┌──

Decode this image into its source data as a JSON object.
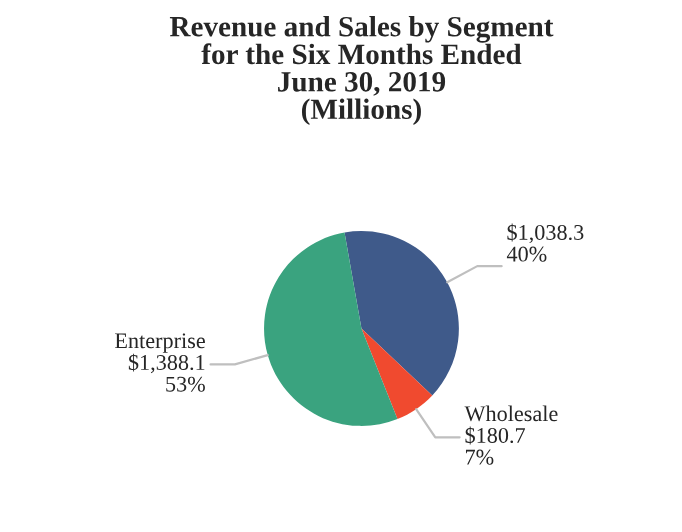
{
  "chart_data": {
    "type": "pie",
    "title": "Revenue and Sales by Segment\nfor the Six Months Ended\nJune 30, 2019\n(Millions)",
    "categories": [
      null,
      "Wholesale",
      "Enterprise"
    ],
    "values": [
      1038.3,
      180.7,
      1388.1
    ],
    "value_labels": [
      "$1,038.3\n40%",
      "$180.7\n7%",
      "$1,388.1\n53%"
    ],
    "colors": [
      "#3f5a8a",
      "#f04a2f",
      "#3aa37f"
    ],
    "legend": false
  }
}
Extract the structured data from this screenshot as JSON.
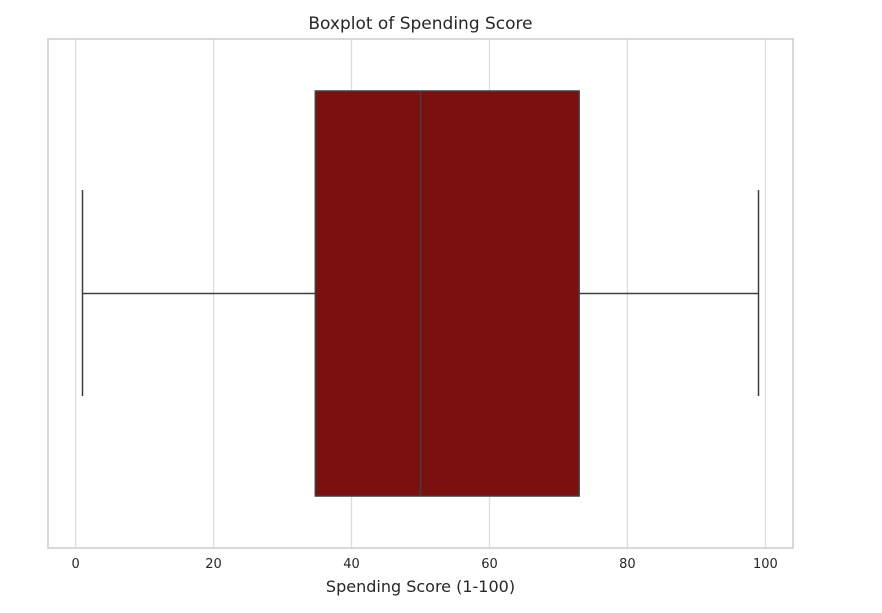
{
  "chart_data": {
    "type": "boxplot",
    "title": "Boxplot of Spending Score",
    "xlabel": "Spending Score (1-100)",
    "ylabel": "",
    "orientation": "horizontal",
    "xlim": [
      -4,
      104
    ],
    "x_ticks": [
      0,
      20,
      40,
      60,
      80,
      100
    ],
    "x_tick_labels": [
      "0",
      "20",
      "40",
      "60",
      "80",
      "100"
    ],
    "grid": "vertical",
    "box": {
      "whisker_low": 1,
      "q1": 34.75,
      "median": 50,
      "q3": 73,
      "whisker_high": 99
    },
    "colors": {
      "box_fill": "#7a1010",
      "box_edge": "#3f3f3f",
      "whisker": "#3f3f3f",
      "grid": "#dcdcdc",
      "frame": "#cccccc",
      "text": "#262626"
    }
  }
}
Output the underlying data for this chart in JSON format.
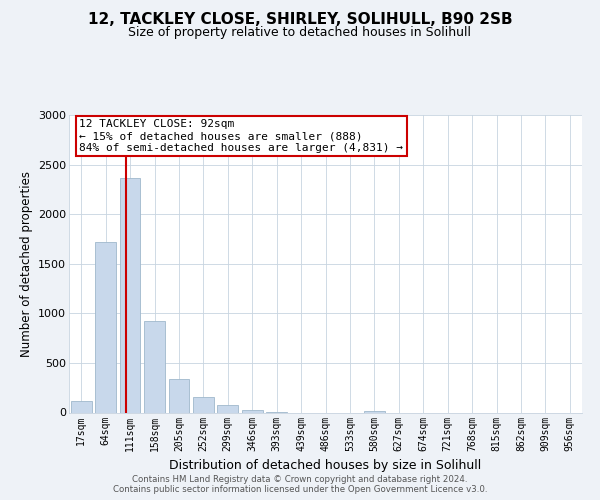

└──

#### Short task:
Repeat the records word for word. Any picture in them should be left out.

#### Response to this task:
Decode this image into its source data as a JSON object.
{
  "chart_data": {
    "type": "pie",
    "title": "Revenue and Sales by Segment\nfor the Six Months Ended\nJune 30, 2019\n(Millions)",
    "categories": [
      null,
      "Wholesale",
      "Enterprise"
    ],
    "values": [
      1038.3,
      180.7,
      1388.1
    ],
    "value_labels": [
      "$1,038.3\n40%",
      "$180.7\n7%",
      "$1,388.1\n53%"
    ],
    "colors": [
      "#3f5a8a",
      "#f04a2f",
      "#3aa37f"
    ],
    "legend": false
  }
}
Extract the structured data from this screenshot as JSON.
{
  "chart_data": {
    "type": "boxplot",
    "title": "Boxplot of Spending Score",
    "xlabel": "Spending Score (1-100)",
    "ylabel": "",
    "orientation": "horizontal",
    "xlim": [
      -4,
      104
    ],
    "x_ticks": [
      0,
      20,
      40,
      60,
      80,
      100
    ],
    "x_tick_labels": [
      "0",
      "20",
      "40",
      "60",
      "80",
      "100"
    ],
    "grid": "vertical",
    "box": {
      "whisker_low": 1,
      "q1": 34.75,
      "median": 50,
      "q3": 73,
      "whisker_high": 99
    },
    "colors": {
      "box_fill": "#7a1010",
      "box_edge": "#3f3f3f",
      "whisker": "#3f3f3f",
      "grid": "#dcdcdc",
      "frame": "#cccccc",
      "text": "#262626"
    }
  }
}
Output the underlying data for this chart in JSON format.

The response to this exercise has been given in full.